Exercise goal. Omit the pictures and output every entry below exactly as written.

* BEGIN Supplied records *

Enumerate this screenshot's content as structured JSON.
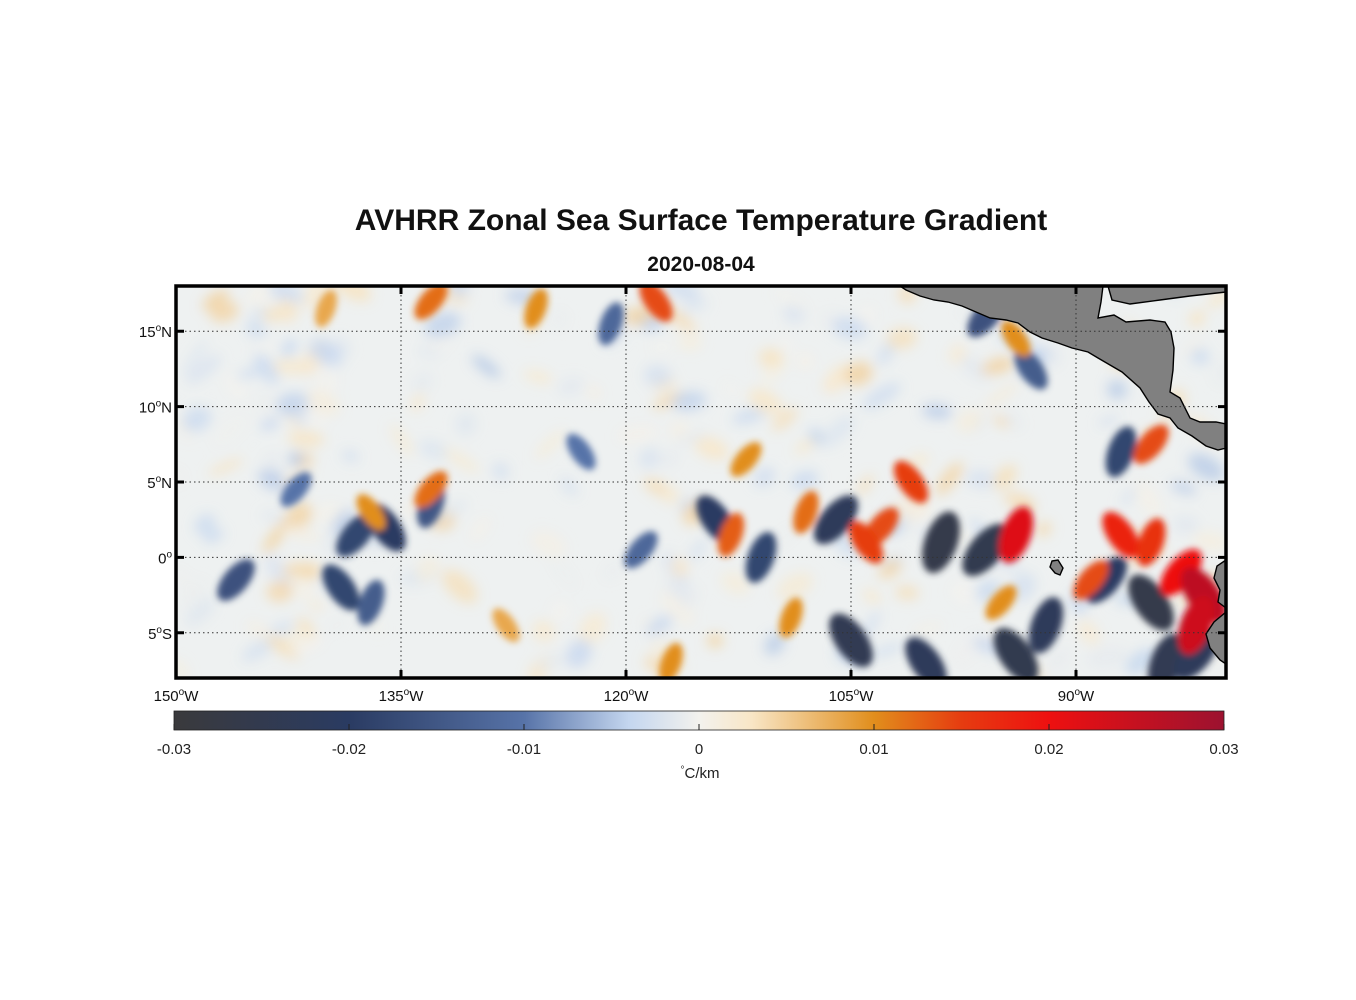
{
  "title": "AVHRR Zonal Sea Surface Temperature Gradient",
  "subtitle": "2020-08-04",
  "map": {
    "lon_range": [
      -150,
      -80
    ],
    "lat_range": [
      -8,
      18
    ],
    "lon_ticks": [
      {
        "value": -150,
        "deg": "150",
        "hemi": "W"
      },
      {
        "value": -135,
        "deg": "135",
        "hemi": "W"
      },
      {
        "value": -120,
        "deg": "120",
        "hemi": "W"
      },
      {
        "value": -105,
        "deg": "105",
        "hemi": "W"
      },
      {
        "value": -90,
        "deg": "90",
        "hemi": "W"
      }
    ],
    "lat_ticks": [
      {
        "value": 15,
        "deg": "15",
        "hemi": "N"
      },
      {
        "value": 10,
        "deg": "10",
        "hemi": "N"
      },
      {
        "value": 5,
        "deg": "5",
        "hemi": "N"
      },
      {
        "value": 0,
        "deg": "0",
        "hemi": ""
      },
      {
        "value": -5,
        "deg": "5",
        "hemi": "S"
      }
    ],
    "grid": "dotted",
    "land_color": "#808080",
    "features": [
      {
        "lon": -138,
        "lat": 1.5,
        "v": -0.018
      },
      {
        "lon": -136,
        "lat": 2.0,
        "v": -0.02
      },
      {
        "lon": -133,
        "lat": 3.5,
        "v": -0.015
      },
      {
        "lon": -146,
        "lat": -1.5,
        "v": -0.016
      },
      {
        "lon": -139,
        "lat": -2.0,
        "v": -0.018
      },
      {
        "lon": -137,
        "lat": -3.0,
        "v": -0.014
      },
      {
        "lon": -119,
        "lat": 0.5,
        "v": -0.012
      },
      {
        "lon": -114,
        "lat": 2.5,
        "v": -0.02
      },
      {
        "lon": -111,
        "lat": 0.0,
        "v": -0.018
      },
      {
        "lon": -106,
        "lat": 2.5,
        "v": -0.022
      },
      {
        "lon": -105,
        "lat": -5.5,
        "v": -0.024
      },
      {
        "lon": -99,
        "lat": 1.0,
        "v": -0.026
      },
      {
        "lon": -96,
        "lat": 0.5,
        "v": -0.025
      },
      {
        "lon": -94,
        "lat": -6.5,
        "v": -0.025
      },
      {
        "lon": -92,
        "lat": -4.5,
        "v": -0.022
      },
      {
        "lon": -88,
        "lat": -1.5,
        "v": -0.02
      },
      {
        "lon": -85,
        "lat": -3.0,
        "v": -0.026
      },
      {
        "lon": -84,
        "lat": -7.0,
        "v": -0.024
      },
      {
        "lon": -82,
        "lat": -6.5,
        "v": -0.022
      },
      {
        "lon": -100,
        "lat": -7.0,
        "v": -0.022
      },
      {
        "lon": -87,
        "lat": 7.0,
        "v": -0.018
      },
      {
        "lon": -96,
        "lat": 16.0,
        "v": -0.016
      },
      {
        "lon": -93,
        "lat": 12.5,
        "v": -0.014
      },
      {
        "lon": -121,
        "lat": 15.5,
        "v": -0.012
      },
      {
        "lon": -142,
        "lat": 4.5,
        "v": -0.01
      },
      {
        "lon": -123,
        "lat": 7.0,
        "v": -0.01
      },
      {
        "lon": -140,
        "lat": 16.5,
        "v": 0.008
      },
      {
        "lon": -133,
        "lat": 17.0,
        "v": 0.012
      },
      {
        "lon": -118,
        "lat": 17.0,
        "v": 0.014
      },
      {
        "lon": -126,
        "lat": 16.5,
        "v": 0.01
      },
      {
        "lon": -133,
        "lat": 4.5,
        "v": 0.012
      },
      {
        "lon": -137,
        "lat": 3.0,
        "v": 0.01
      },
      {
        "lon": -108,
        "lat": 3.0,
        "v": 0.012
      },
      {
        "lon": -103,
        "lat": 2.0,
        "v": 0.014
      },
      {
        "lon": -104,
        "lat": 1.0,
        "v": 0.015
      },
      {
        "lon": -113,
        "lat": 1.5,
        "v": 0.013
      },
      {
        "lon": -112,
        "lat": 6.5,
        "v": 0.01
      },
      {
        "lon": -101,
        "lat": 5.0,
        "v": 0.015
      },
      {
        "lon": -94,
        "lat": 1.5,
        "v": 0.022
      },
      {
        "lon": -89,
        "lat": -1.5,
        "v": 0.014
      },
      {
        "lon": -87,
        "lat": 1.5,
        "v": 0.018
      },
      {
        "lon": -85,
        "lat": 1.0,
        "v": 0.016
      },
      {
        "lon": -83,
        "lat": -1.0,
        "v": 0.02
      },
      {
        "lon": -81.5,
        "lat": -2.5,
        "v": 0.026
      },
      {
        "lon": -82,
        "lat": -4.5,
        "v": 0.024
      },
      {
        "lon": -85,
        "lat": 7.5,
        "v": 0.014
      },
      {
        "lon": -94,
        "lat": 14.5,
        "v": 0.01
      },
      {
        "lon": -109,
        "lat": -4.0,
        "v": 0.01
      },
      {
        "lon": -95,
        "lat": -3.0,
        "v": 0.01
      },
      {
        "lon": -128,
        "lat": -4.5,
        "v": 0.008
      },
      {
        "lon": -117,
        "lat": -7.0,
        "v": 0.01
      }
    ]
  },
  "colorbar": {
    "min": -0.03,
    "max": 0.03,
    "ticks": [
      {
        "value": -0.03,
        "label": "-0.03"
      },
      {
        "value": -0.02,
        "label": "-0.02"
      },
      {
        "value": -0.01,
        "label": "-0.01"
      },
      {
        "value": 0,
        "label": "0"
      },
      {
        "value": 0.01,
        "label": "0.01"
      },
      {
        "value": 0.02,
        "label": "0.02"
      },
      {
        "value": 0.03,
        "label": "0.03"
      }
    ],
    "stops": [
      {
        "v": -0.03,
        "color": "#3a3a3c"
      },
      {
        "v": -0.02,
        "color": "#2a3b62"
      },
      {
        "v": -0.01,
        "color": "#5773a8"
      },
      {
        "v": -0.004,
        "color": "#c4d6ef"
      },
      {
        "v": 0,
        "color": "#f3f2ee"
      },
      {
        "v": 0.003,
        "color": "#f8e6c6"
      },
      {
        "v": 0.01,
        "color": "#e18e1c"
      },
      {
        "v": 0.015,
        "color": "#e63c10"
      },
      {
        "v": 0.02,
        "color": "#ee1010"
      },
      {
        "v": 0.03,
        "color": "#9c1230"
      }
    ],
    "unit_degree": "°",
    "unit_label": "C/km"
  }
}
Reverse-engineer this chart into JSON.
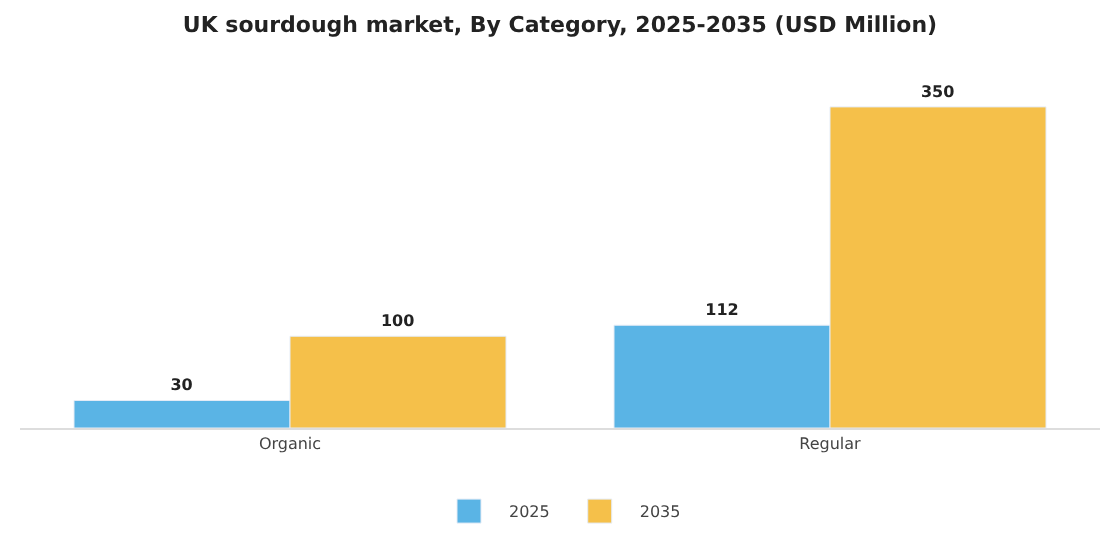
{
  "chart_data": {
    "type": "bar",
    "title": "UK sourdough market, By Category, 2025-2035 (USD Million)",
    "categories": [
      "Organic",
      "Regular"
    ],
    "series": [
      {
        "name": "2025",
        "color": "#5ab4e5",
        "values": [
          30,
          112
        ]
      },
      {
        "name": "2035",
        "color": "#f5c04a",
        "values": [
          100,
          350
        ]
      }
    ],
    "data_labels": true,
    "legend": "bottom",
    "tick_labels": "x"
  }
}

* END Supplied records *

The answer.
Enumerate this screenshot's content as structured JSON.
{
  "title": "AVHRR Zonal Sea Surface Temperature Gradient",
  "subtitle": "2020-08-04",
  "map": {
    "lon_range": [
      -150,
      -80
    ],
    "lat_range": [
      -8,
      18
    ],
    "lon_ticks": [
      {
        "value": -150,
        "deg": "150",
        "hemi": "W"
      },
      {
        "value": -135,
        "deg": "135",
        "hemi": "W"
      },
      {
        "value": -120,
        "deg": "120",
        "hemi": "W"
      },
      {
        "value": -105,
        "deg": "105",
        "hemi": "W"
      },
      {
        "value": -90,
        "deg": "90",
        "hemi": "W"
      }
    ],
    "lat_ticks": [
      {
        "value": 15,
        "deg": "15",
        "hemi": "N"
      },
      {
        "value": 10,
        "deg": "10",
        "hemi": "N"
      },
      {
        "value": 5,
        "deg": "5",
        "hemi": "N"
      },
      {
        "value": 0,
        "deg": "0",
        "hemi": ""
      },
      {
        "value": -5,
        "deg": "5",
        "hemi": "S"
      }
    ],
    "grid": "dotted",
    "land_color": "#808080",
    "features": [
      {
        "lon": -138,
        "lat": 1.5,
        "v": -0.018
      },
      {
        "lon": -136,
        "lat": 2.0,
        "v": -0.02
      },
      {
        "lon": -133,
        "lat": 3.5,
        "v": -0.015
      },
      {
        "lon": -146,
        "lat": -1.5,
        "v": -0.016
      },
      {
        "lon": -139,
        "lat": -2.0,
        "v": -0.018
      },
      {
        "lon": -137,
        "lat": -3.0,
        "v": -0.014
      },
      {
        "lon": -119,
        "lat": 0.5,
        "v": -0.012
      },
      {
        "lon": -114,
        "lat": 2.5,
        "v": -0.02
      },
      {
        "lon": -111,
        "lat": 0.0,
        "v": -0.018
      },
      {
        "lon": -106,
        "lat": 2.5,
        "v": -0.022
      },
      {
        "lon": -105,
        "lat": -5.5,
        "v": -0.024
      },
      {
        "lon": -99,
        "lat": 1.0,
        "v": -0.026
      },
      {
        "lon": -96,
        "lat": 0.5,
        "v": -0.025
      },
      {
        "lon": -94,
        "lat": -6.5,
        "v": -0.025
      },
      {
        "lon": -92,
        "lat": -4.5,
        "v": -0.022
      },
      {
        "lon": -88,
        "lat": -1.5,
        "v": -0.02
      },
      {
        "lon": -85,
        "lat": -3.0,
        "v": -0.026
      },
      {
        "lon": -84,
        "lat": -7.0,
        "v": -0.024
      },
      {
        "lon": -82,
        "lat": -6.5,
        "v": -0.022
      },
      {
        "lon": -100,
        "lat": -7.0,
        "v": -0.022
      },
      {
        "lon": -87,
        "lat": 7.0,
        "v": -0.018
      },
      {
        "lon": -96,
        "lat": 16.0,
        "v": -0.016
      },
      {
        "lon": -93,
        "lat": 12.5,
        "v": -0.014
      },
      {
        "lon": -121,
        "lat": 15.5,
        "v": -0.012
      },
      {
        "lon": -142,
        "lat": 4.5,
        "v": -0.01
      },
      {
        "lon": -123,
        "lat": 7.0,
        "v": -0.01
      },
      {
        "lon": -140,
        "lat": 16.5,
        "v": 0.008
      },
      {
        "lon": -133,
        "lat": 17.0,
        "v": 0.012
      },
      {
        "lon": -118,
        "lat": 17.0,
        "v": 0.014
      },
      {
        "lon": -126,
        "lat": 16.5,
        "v": 0.01
      },
      {
        "lon": -133,
        "lat": 4.5,
        "v": 0.012
      },
      {
        "lon": -137,
        "lat": 3.0,
        "v": 0.01
      },
      {
        "lon": -108,
        "lat": 3.0,
        "v": 0.012
      },
      {
        "lon": -103,
        "lat": 2.0,
        "v": 0.014
      },
      {
        "lon": -104,
        "lat": 1.0,
        "v": 0.015
      },
      {
        "lon": -113,
        "lat": 1.5,
        "v": 0.013
      },
      {
        "lon": -112,
        "lat": 6.5,
        "v": 0.01
      },
      {
        "lon": -101,
        "lat": 5.0,
        "v": 0.015
      },
      {
        "lon": -94,
        "lat": 1.5,
        "v": 0.022
      },
      {
        "lon": -89,
        "lat": -1.5,
        "v": 0.014
      },
      {
        "lon": -87,
        "lat": 1.5,
        "v": 0.018
      },
      {
        "lon": -85,
        "lat": 1.0,
        "v": 0.016
      },
      {
        "lon": -83,
        "lat": -1.0,
        "v": 0.02
      },
      {
        "lon": -81.5,
        "lat": -2.5,
        "v": 0.026
      },
      {
        "lon": -82,
        "lat": -4.5,
        "v": 0.024
      },
      {
        "lon": -85,
        "lat": 7.5,
        "v": 0.014
      },
      {
        "lon": -94,
        "lat": 14.5,
        "v": 0.01
      },
      {
        "lon": -109,
        "lat": -4.0,
        "v": 0.01
      },
      {
        "lon": -95,
        "lat": -3.0,
        "v": 0.01
      },
      {
        "lon": -128,
        "lat": -4.5,
        "v": 0.008
      },
      {
        "lon": -117,
        "lat": -7.0,
        "v": 0.01
      }
    ]
  },
  "colorbar": {
    "min": -0.03,
    "max": 0.03,
    "ticks": [
      {
        "value": -0.03,
        "label": "-0.03"
      },
      {
        "value": -0.02,
        "label": "-0.02"
      },
      {
        "value": -0.01,
        "label": "-0.01"
      },
      {
        "value": 0,
        "label": "0"
      },
      {
        "value": 0.01,
        "label": "0.01"
      },
      {
        "value": 0.02,
        "label": "0.02"
      },
      {
        "value": 0.03,
        "label": "0.03"
      }
    ],
    "stops": [
      {
        "v": -0.03,
        "color": "#3a3a3c"
      },
      {
        "v": -0.02,
        "color": "#2a3b62"
      },
      {
        "v": -0.01,
        "color": "#5773a8"
      },
      {
        "v": -0.004,
        "color": "#c4d6ef"
      },
      {
        "v": 0,
        "color": "#f3f2ee"
      },
      {
        "v": 0.003,
        "color": "#f8e6c6"
      },
      {
        "v": 0.01,
        "color": "#e18e1c"
      },
      {
        "v": 0.015,
        "color": "#e63c10"
      },
      {
        "v": 0.02,
        "color": "#ee1010"
      },
      {
        "v": 0.03,
        "color": "#9c1230"
      }
    ],
    "unit_degree": "°",
    "unit_label": "C/km"
  }
}
Reverse-engineer this chart into JSON.
{
  "chart_data": {
    "type": "bar",
    "title": "UK sourdough market, By Category, 2025-2035 (USD Million)",
    "categories": [
      "Organic",
      "Regular"
    ],
    "series": [
      {
        "name": "2025",
        "color": "#5ab4e5",
        "values": [
          30,
          112
        ]
      },
      {
        "name": "2035",
        "color": "#f5c04a",
        "values": [
          100,
          350
        ]
      }
    ],
    "data_labels": true,
    "legend": "bottom",
    "tick_labels": "x"
  }
}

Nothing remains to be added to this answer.